§ JOB
Output the lines that follow exactly as they are.

[Figure record listings]
○ ○ ○

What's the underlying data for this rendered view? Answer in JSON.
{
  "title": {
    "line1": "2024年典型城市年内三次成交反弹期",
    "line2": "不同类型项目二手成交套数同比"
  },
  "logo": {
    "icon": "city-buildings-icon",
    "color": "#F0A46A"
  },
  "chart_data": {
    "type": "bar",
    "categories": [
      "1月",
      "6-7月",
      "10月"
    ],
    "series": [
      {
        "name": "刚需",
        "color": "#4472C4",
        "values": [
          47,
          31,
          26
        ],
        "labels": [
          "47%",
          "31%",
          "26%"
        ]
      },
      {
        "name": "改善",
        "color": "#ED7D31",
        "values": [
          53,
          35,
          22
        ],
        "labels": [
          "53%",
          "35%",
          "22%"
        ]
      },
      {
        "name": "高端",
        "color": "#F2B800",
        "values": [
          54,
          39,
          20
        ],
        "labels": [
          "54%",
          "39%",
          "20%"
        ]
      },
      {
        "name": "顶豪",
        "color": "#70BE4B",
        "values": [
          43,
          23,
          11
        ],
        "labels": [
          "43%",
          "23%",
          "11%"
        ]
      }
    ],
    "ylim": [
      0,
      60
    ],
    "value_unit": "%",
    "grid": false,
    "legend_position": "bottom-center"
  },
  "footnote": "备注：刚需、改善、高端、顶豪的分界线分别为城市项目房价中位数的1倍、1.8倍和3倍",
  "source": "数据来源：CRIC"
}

○ ○ ○

§ SOLUTION TO THE EXERCISE
What's the underlying data for this rendered view? Answer in JSON.
{
  "title": {
    "line1": "2024年典型城市年内三次成交反弹期",
    "line2": "不同类型项目二手成交套数同比"
  },
  "logo": {
    "icon": "city-buildings-icon",
    "color": "#F0A46A"
  },
  "chart_data": {
    "type": "bar",
    "categories": [
      "1月",
      "6-7月",
      "10月"
    ],
    "series": [
      {
        "name": "刚需",
        "color": "#4472C4",
        "values": [
          47,
          31,
          26
        ],
        "labels": [
          "47%",
          "31%",
          "26%"
        ]
      },
      {
        "name": "改善",
        "color": "#ED7D31",
        "values": [
          53,
          35,
          22
        ],
        "labels": [
          "53%",
          "35%",
          "22%"
        ]
      },
      {
        "name": "高端",
        "color": "#F2B800",
        "values": [
          54,
          39,
          20
        ],
        "labels": [
          "54%",
          "39%",
          "20%"
        ]
      },
      {
        "name": "顶豪",
        "color": "#70BE4B",
        "values": [
          43,
          23,
          11
        ],
        "labels": [
          "43%",
          "23%",
          "11%"
        ]
      }
    ],
    "ylim": [
      0,
      60
    ],
    "value_unit": "%",
    "grid": false,
    "legend_position": "bottom-center"
  },
  "footnote": "备注：刚需、改善、高端、顶豪的分界线分别为城市项目房价中位数的1倍、1.8倍和3倍",
  "source": "数据来源：CRIC"
}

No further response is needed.